* START MATERIAL *

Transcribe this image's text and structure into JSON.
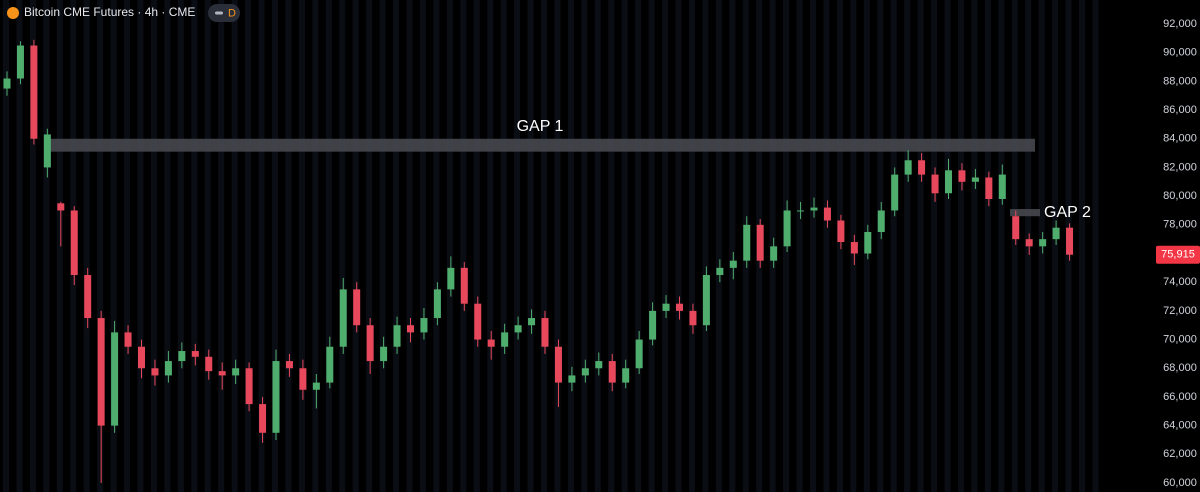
{
  "chart_data": {
    "type": "candlestick",
    "title": "Bitcoin CME Futures · 4h · CME",
    "badge": "D",
    "up_color": "#4fae6e",
    "down_color": "#e8485b",
    "open": [
      87500,
      88200,
      90500,
      82000,
      79500,
      79000,
      74500,
      71500,
      64000,
      70500,
      69500,
      68000,
      67500,
      68500,
      69200,
      68800,
      67800,
      67500,
      68000,
      65500,
      63500,
      68500,
      68000,
      66500,
      67000,
      69500,
      73500,
      71000,
      68500,
      69500,
      71000,
      70500,
      71500,
      73500,
      75000,
      72500,
      70000,
      69500,
      70500,
      71000,
      71500,
      69500,
      67000,
      67500,
      68000,
      68500,
      67000,
      68000,
      70000,
      72000,
      72500,
      72000,
      71000,
      74500,
      75000,
      75500,
      78000,
      75500,
      76500,
      79000,
      79000,
      79200,
      78300,
      76800,
      76000,
      77500,
      79000,
      81500,
      82500,
      81500,
      80200,
      81800,
      81000,
      81300,
      79800,
      78600,
      77000,
      76500,
      77000,
      77800
    ],
    "high": [
      88700,
      90800,
      90900,
      84700,
      79600,
      79300,
      75000,
      72000,
      71300,
      71000,
      70000,
      68600,
      69200,
      69800,
      69700,
      69300,
      68400,
      68600,
      68400,
      66000,
      69300,
      69000,
      68600,
      67600,
      70200,
      74300,
      74000,
      71500,
      70200,
      71600,
      71500,
      72200,
      74000,
      75800,
      75400,
      73000,
      70600,
      71100,
      71600,
      72100,
      72000,
      70000,
      68100,
      68600,
      69100,
      69000,
      68600,
      70600,
      72600,
      73100,
      73000,
      72500,
      75100,
      75600,
      76100,
      78600,
      78400,
      77100,
      79700,
      79600,
      79900,
      79700,
      78700,
      77300,
      78000,
      79600,
      82000,
      83200,
      83000,
      82000,
      82600,
      82300,
      81900,
      81700,
      82200,
      79000,
      77400,
      77500,
      78300,
      78100
    ],
    "low": [
      87000,
      87800,
      83600,
      81300,
      76500,
      73800,
      70800,
      60000,
      63500,
      69000,
      67300,
      66800,
      67000,
      68000,
      68200,
      67200,
      66500,
      66900,
      65000,
      62800,
      63000,
      67400,
      65800,
      65200,
      66600,
      69000,
      70500,
      67600,
      68000,
      69000,
      69800,
      70000,
      71000,
      73000,
      72000,
      69500,
      68600,
      69000,
      70000,
      70400,
      69000,
      65300,
      66400,
      67000,
      67500,
      66400,
      66600,
      67600,
      69600,
      71500,
      71400,
      70400,
      70600,
      74000,
      74200,
      75000,
      75000,
      75000,
      76100,
      78400,
      78500,
      77800,
      76300,
      75200,
      75600,
      77000,
      78600,
      81000,
      81000,
      79600,
      79800,
      80400,
      80500,
      79300,
      79400,
      76600,
      75900,
      76000,
      76600,
      75500
    ],
    "close": [
      88200,
      90500,
      84000,
      84300,
      79000,
      74500,
      71500,
      64000,
      70500,
      69500,
      68000,
      67500,
      68500,
      69200,
      68800,
      67800,
      67500,
      68000,
      65500,
      63500,
      68500,
      68000,
      66500,
      67000,
      69500,
      73500,
      71000,
      68500,
      69500,
      71000,
      70500,
      71500,
      73500,
      75000,
      72500,
      70000,
      69500,
      70500,
      71000,
      71500,
      69500,
      67000,
      67500,
      68000,
      68500,
      67000,
      68000,
      70000,
      72000,
      72500,
      72000,
      71000,
      74500,
      75000,
      75500,
      78000,
      75500,
      76500,
      79000,
      79000,
      79200,
      78300,
      76800,
      76000,
      77500,
      79000,
      81500,
      82500,
      81500,
      80200,
      81800,
      81000,
      81300,
      79800,
      81500,
      77000,
      76500,
      77000,
      77800,
      75915
    ],
    "ylim": [
      60000,
      92000
    ],
    "yticks": [
      {
        "value": 60000,
        "label": "60,000"
      },
      {
        "value": 62000,
        "label": "62,000"
      },
      {
        "value": 64000,
        "label": "64,000"
      },
      {
        "value": 66000,
        "label": "66,000"
      },
      {
        "value": 68000,
        "label": "68,000"
      },
      {
        "value": 70000,
        "label": "70,000"
      },
      {
        "value": 72000,
        "label": "72,000"
      },
      {
        "value": 74000,
        "label": "74,000"
      },
      {
        "value": 76000,
        "label": "76,000"
      },
      {
        "value": 78000,
        "label": "78,000"
      },
      {
        "value": 80000,
        "label": "80,000"
      },
      {
        "value": 82000,
        "label": "82,000"
      },
      {
        "value": 84000,
        "label": "84,000"
      },
      {
        "value": 86000,
        "label": "86,000"
      },
      {
        "value": 88000,
        "label": "88,000"
      },
      {
        "value": 90000,
        "label": "90,000"
      },
      {
        "value": 92000,
        "label": "92,000"
      }
    ],
    "last_price": {
      "value": 75915,
      "label": "75,915"
    },
    "gaps": [
      {
        "label": "GAP 1",
        "low": 83100,
        "high": 84000
      },
      {
        "label": "GAP 2",
        "low": 78600,
        "high": 79100
      }
    ]
  }
}
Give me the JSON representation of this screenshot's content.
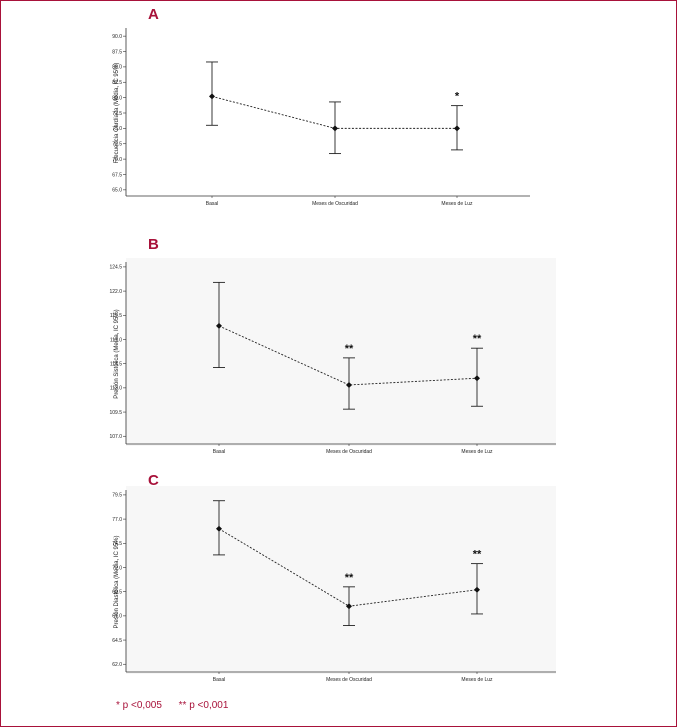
{
  "footnote": {
    "one_star": "* p <0,005",
    "two_star": "** p <0,001"
  },
  "chart_data": [
    {
      "panel": "A",
      "type": "line",
      "ylabel": "Frecuencia Cardíaca (Media, IC 95%)",
      "categories": [
        "Basal",
        "Meses de Oscuridad",
        "Meses de Luz"
      ],
      "yticks": [
        "90.0",
        "87.5",
        "85.0",
        "82.5",
        "80.0",
        "77.5",
        "75.0",
        "72.5",
        "70.0",
        "67.5",
        "65.0"
      ],
      "ylim": [
        64,
        91
      ],
      "values": [
        80.2,
        75.0,
        75.0
      ],
      "ci_low": [
        75.5,
        70.9,
        71.5
      ],
      "ci_high": [
        85.8,
        79.3,
        78.7
      ],
      "significance": [
        "",
        "",
        "*"
      ],
      "background": "#ffffff"
    },
    {
      "panel": "B",
      "type": "line",
      "ylabel": "Presión Sistólica (Media, IC 95%)",
      "categories": [
        "Basal",
        "Meses de Oscuridad",
        "Meses de Luz"
      ],
      "yticks": [
        "124.5",
        "122.0",
        "119.5",
        "117.0",
        "114.5",
        "112.0",
        "109.5",
        "107.0"
      ],
      "ylim": [
        106.2,
        124.8
      ],
      "values": [
        118.4,
        112.3,
        113.0
      ],
      "ci_low": [
        114.1,
        109.8,
        110.1
      ],
      "ci_high": [
        122.9,
        115.1,
        116.1
      ],
      "significance": [
        "",
        "**",
        "**"
      ],
      "background": "#f7f7f7"
    },
    {
      "panel": "C",
      "type": "line",
      "ylabel": "Presión Diastólica (Media, IC 95%)",
      "categories": [
        "Basal",
        "Meses de Oscuridad",
        "Meses de Luz"
      ],
      "yticks": [
        "79.5",
        "77.0",
        "74.5",
        "72.0",
        "69.5",
        "67.0",
        "64.5",
        "62.0"
      ],
      "ylim": [
        61.2,
        79.8
      ],
      "values": [
        76.0,
        68.0,
        69.7
      ],
      "ci_low": [
        73.3,
        66.0,
        67.2
      ],
      "ci_high": [
        78.9,
        70.0,
        72.4
      ],
      "significance": [
        "",
        "**",
        "**"
      ],
      "background": "#f7f7f7"
    }
  ]
}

* END MATERIAL *

- _WRITTEN TASK_: Pictures stay out; repeat all the rest of the records exactly.

- _SOLUTION TO THIS PROBLEM_:
Transcribe this image's text and structure into JSON.
{
  "chart_data": {
    "type": "candlestick",
    "title": "Bitcoin CME Futures · 4h · CME",
    "badge": "D",
    "up_color": "#4fae6e",
    "down_color": "#e8485b",
    "open": [
      87500,
      88200,
      90500,
      82000,
      79500,
      79000,
      74500,
      71500,
      64000,
      70500,
      69500,
      68000,
      67500,
      68500,
      69200,
      68800,
      67800,
      67500,
      68000,
      65500,
      63500,
      68500,
      68000,
      66500,
      67000,
      69500,
      73500,
      71000,
      68500,
      69500,
      71000,
      70500,
      71500,
      73500,
      75000,
      72500,
      70000,
      69500,
      70500,
      71000,
      71500,
      69500,
      67000,
      67500,
      68000,
      68500,
      67000,
      68000,
      70000,
      72000,
      72500,
      72000,
      71000,
      74500,
      75000,
      75500,
      78000,
      75500,
      76500,
      79000,
      79000,
      79200,
      78300,
      76800,
      76000,
      77500,
      79000,
      81500,
      82500,
      81500,
      80200,
      81800,
      81000,
      81300,
      79800,
      78600,
      77000,
      76500,
      77000,
      77800
    ],
    "high": [
      88700,
      90800,
      90900,
      84700,
      79600,
      79300,
      75000,
      72000,
      71300,
      71000,
      70000,
      68600,
      69200,
      69800,
      69700,
      69300,
      68400,
      68600,
      68400,
      66000,
      69300,
      69000,
      68600,
      67600,
      70200,
      74300,
      74000,
      71500,
      70200,
      71600,
      71500,
      72200,
      74000,
      75800,
      75400,
      73000,
      70600,
      71100,
      71600,
      72100,
      72000,
      70000,
      68100,
      68600,
      69100,
      69000,
      68600,
      70600,
      72600,
      73100,
      73000,
      72500,
      75100,
      75600,
      76100,
      78600,
      78400,
      77100,
      79700,
      79600,
      79900,
      79700,
      78700,
      77300,
      78000,
      79600,
      82000,
      83200,
      83000,
      82000,
      82600,
      82300,
      81900,
      81700,
      82200,
      79000,
      77400,
      77500,
      78300,
      78100
    ],
    "low": [
      87000,
      87800,
      83600,
      81300,
      76500,
      73800,
      70800,
      60000,
      63500,
      69000,
      67300,
      66800,
      67000,
      68000,
      68200,
      67200,
      66500,
      66900,
      65000,
      62800,
      63000,
      67400,
      65800,
      65200,
      66600,
      69000,
      70500,
      67600,
      68000,
      69000,
      69800,
      70000,
      71000,
      73000,
      72000,
      69500,
      68600,
      69000,
      70000,
      70400,
      69000,
      65300,
      66400,
      67000,
      67500,
      66400,
      66600,
      67600,
      69600,
      71500,
      71400,
      70400,
      70600,
      74000,
      74200,
      75000,
      75000,
      75000,
      76100,
      78400,
      78500,
      77800,
      76300,
      75200,
      75600,
      77000,
      78600,
      81000,
      81000,
      79600,
      79800,
      80400,
      80500,
      79300,
      79400,
      76600,
      75900,
      76000,
      76600,
      75500
    ],
    "close": [
      88200,
      90500,
      84000,
      84300,
      79000,
      74500,
      71500,
      64000,
      70500,
      69500,
      68000,
      67500,
      68500,
      69200,
      68800,
      67800,
      67500,
      68000,
      65500,
      63500,
      68500,
      68000,
      66500,
      67000,
      69500,
      73500,
      71000,
      68500,
      69500,
      71000,
      70500,
      71500,
      73500,
      75000,
      72500,
      70000,
      69500,
      70500,
      71000,
      71500,
      69500,
      67000,
      67500,
      68000,
      68500,
      67000,
      68000,
      70000,
      72000,
      72500,
      72000,
      71000,
      74500,
      75000,
      75500,
      78000,
      75500,
      76500,
      79000,
      79000,
      79200,
      78300,
      76800,
      76000,
      77500,
      79000,
      81500,
      82500,
      81500,
      80200,
      81800,
      81000,
      81300,
      79800,
      81500,
      77000,
      76500,
      77000,
      77800,
      75915
    ],
    "ylim": [
      60000,
      92000
    ],
    "yticks": [
      {
        "value": 60000,
        "label": "60,000"
      },
      {
        "value": 62000,
        "label": "62,000"
      },
      {
        "value": 64000,
        "label": "64,000"
      },
      {
        "value": 66000,
        "label": "66,000"
      },
      {
        "value": 68000,
        "label": "68,000"
      },
      {
        "value": 70000,
        "label": "70,000"
      },
      {
        "value": 72000,
        "label": "72,000"
      },
      {
        "value": 74000,
        "label": "74,000"
      },
      {
        "value": 76000,
        "label": "76,000"
      },
      {
        "value": 78000,
        "label": "78,000"
      },
      {
        "value": 80000,
        "label": "80,000"
      },
      {
        "value": 82000,
        "label": "82,000"
      },
      {
        "value": 84000,
        "label": "84,000"
      },
      {
        "value": 86000,
        "label": "86,000"
      },
      {
        "value": 88000,
        "label": "88,000"
      },
      {
        "value": 90000,
        "label": "90,000"
      },
      {
        "value": 92000,
        "label": "92,000"
      }
    ],
    "last_price": {
      "value": 75915,
      "label": "75,915"
    },
    "gaps": [
      {
        "label": "GAP 1",
        "low": 83100,
        "high": 84000
      },
      {
        "label": "GAP 2",
        "low": 78600,
        "high": 79100
      }
    ]
  }
}
Give me the JSON representation of this screenshot's content.
{
  "footnote": {
    "one_star": "* p <0,005",
    "two_star": "** p <0,001"
  },
  "chart_data": [
    {
      "panel": "A",
      "type": "line",
      "ylabel": "Frecuencia Cardíaca (Media, IC 95%)",
      "categories": [
        "Basal",
        "Meses de Oscuridad",
        "Meses de Luz"
      ],
      "yticks": [
        "90.0",
        "87.5",
        "85.0",
        "82.5",
        "80.0",
        "77.5",
        "75.0",
        "72.5",
        "70.0",
        "67.5",
        "65.0"
      ],
      "ylim": [
        64,
        91
      ],
      "values": [
        80.2,
        75.0,
        75.0
      ],
      "ci_low": [
        75.5,
        70.9,
        71.5
      ],
      "ci_high": [
        85.8,
        79.3,
        78.7
      ],
      "significance": [
        "",
        "",
        "*"
      ],
      "background": "#ffffff"
    },
    {
      "panel": "B",
      "type": "line",
      "ylabel": "Presión Sistólica (Media, IC 95%)",
      "categories": [
        "Basal",
        "Meses de Oscuridad",
        "Meses de Luz"
      ],
      "yticks": [
        "124.5",
        "122.0",
        "119.5",
        "117.0",
        "114.5",
        "112.0",
        "109.5",
        "107.0"
      ],
      "ylim": [
        106.2,
        124.8
      ],
      "values": [
        118.4,
        112.3,
        113.0
      ],
      "ci_low": [
        114.1,
        109.8,
        110.1
      ],
      "ci_high": [
        122.9,
        115.1,
        116.1
      ],
      "significance": [
        "",
        "**",
        "**"
      ],
      "background": "#f7f7f7"
    },
    {
      "panel": "C",
      "type": "line",
      "ylabel": "Presión Diastólica (Media, IC 95%)",
      "categories": [
        "Basal",
        "Meses de Oscuridad",
        "Meses de Luz"
      ],
      "yticks": [
        "79.5",
        "77.0",
        "74.5",
        "72.0",
        "69.5",
        "67.0",
        "64.5",
        "62.0"
      ],
      "ylim": [
        61.2,
        79.8
      ],
      "values": [
        76.0,
        68.0,
        69.7
      ],
      "ci_low": [
        73.3,
        66.0,
        67.2
      ],
      "ci_high": [
        78.9,
        70.0,
        72.4
      ],
      "significance": [
        "",
        "**",
        "**"
      ],
      "background": "#f7f7f7"
    }
  ]
}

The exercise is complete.